Page text dataset records:
--------------------------------------------------
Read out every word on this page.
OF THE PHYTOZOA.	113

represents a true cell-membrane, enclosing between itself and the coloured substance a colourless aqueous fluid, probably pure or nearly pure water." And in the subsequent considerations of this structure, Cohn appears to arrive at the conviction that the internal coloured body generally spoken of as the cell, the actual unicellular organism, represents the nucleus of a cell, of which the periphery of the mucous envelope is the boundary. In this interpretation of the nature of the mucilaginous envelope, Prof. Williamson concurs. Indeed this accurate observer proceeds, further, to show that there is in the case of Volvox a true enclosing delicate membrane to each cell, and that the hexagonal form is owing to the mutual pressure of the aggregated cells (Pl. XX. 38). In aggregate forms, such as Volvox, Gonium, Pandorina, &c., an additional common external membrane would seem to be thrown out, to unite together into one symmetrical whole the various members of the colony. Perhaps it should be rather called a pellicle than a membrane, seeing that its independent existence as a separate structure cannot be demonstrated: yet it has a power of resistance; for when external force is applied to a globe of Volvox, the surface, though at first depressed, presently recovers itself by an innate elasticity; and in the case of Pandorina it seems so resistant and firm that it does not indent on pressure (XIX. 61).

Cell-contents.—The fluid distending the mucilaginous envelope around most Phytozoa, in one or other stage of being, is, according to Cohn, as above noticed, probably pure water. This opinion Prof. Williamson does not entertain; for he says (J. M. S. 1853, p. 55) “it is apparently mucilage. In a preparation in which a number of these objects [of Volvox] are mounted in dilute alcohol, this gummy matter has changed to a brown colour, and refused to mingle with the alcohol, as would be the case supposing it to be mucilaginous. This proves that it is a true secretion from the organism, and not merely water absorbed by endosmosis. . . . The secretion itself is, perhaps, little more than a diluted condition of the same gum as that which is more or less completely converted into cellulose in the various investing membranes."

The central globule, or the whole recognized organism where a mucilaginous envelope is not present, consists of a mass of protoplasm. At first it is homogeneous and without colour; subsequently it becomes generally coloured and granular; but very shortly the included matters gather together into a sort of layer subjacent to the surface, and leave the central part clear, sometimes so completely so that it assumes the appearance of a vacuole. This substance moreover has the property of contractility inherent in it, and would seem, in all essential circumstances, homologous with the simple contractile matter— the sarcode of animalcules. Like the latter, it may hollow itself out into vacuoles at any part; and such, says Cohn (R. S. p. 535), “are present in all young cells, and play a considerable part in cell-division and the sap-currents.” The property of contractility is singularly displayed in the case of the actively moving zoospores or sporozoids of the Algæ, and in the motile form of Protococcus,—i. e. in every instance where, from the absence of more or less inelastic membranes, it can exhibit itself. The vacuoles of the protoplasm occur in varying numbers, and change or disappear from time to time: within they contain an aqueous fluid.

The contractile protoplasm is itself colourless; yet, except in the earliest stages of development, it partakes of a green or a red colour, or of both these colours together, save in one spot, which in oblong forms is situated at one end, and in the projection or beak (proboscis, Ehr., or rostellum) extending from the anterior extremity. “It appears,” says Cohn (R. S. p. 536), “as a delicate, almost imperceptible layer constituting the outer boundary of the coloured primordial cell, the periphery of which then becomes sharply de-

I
--------------------------------------------------
Task goal: Make an exact copy of the records.

Task answer:
Read out every word on this page.
OF THE PHYTOZOA.	113

represents a true cell-membrane, enclosing between itself and the coloured substance a colourless aqueous fluid, probably pure or nearly pure water." And in the subsequent considerations of this structure, Cohn appears to arrive at the conviction that the internal coloured body generally spoken of as the cell, the actual unicellular organism, represents the nucleus of a cell, of which the periphery of the mucous envelope is the boundary. In this interpretation of the nature of the mucilaginous envelope, Prof. Williamson concurs. Indeed this accurate observer proceeds, further, to show that there is in the case of Volvox a true enclosing delicate membrane to each cell, and that the hexagonal form is owing to the mutual pressure of the aggregated cells (Pl. XX. 38). In aggregate forms, such as Volvox, Gonium, Pandorina, &c., an additional common external membrane would seem to be thrown out, to unite together into one symmetrical whole the various members of the colony. Perhaps it should be rather called a pellicle than a membrane, seeing that its independent existence as a separate structure cannot be demonstrated: yet it has a power of resistance; for when external force is applied to a globe of Volvox, the surface, though at first depressed, presently recovers itself by an innate elasticity; and in the case of Pandorina it seems so resistant and firm that it does not indent on pressure (XIX. 61).

Cell-contents.—The fluid distending the mucilaginous envelope around most Phytozoa, in one or other stage of being, is, according to Cohn, as above noticed, probably pure water. This opinion Prof. Williamson does not entertain; for he says (J. M. S. 1853, p. 55) “it is apparently mucilage. In a preparation in which a number of these objects [of Volvox] are mounted in dilute alcohol, this gummy matter has changed to a brown colour, and refused to mingle with the alcohol, as would be the case supposing it to be mucilaginous. This proves that it is a true secretion from the organism, and not merely water absorbed by endosmosis. . . . The secretion itself is, perhaps, little more than a diluted condition of the same gum as that which is more or less completely converted into cellulose in the various investing membranes."

The central globule, or the whole recognized organism where a mucilaginous envelope is not present, consists of a mass of protoplasm. At first it is homogeneous and without colour; subsequently it becomes generally coloured and granular; but very shortly the included matters gather together into a sort of layer subjacent to the surface, and leave the central part clear, sometimes so completely so that it assumes the appearance of a vacuole. This substance moreover has the property of contractility inherent in it, and would seem, in all essential circumstances, homologous with the simple contractile matter— the sarcode of animalcules. Like the latter, it may hollow itself out into vacuoles at any part; and such, says Cohn (R. S. p. 535), “are present in all young cells, and play a considerable part in cell-division and the sap-currents.” The property of contractility is singularly displayed in the case of the actively moving zoospores or sporozoids of the Algæ, and in the motile form of Protococcus,—i. e. in every instance where, from the absence of more or less inelastic membranes, it can exhibit itself. The vacuoles of the protoplasm occur in varying numbers, and change or disappear from time to time: within they contain an aqueous fluid.

The contractile protoplasm is itself colourless; yet, except in the earliest stages of development, it partakes of a green or a red colour, or of both these colours together, save in one spot, which in oblong forms is situated at one end, and in the projection or beak (proboscis, Ehr., or rostellum) extending from the anterior extremity. “It appears,” says Cohn (R. S. p. 536), “as a delicate, almost imperceptible layer constituting the outer boundary of the coloured primordial cell, the periphery of which then becomes sharply de-

I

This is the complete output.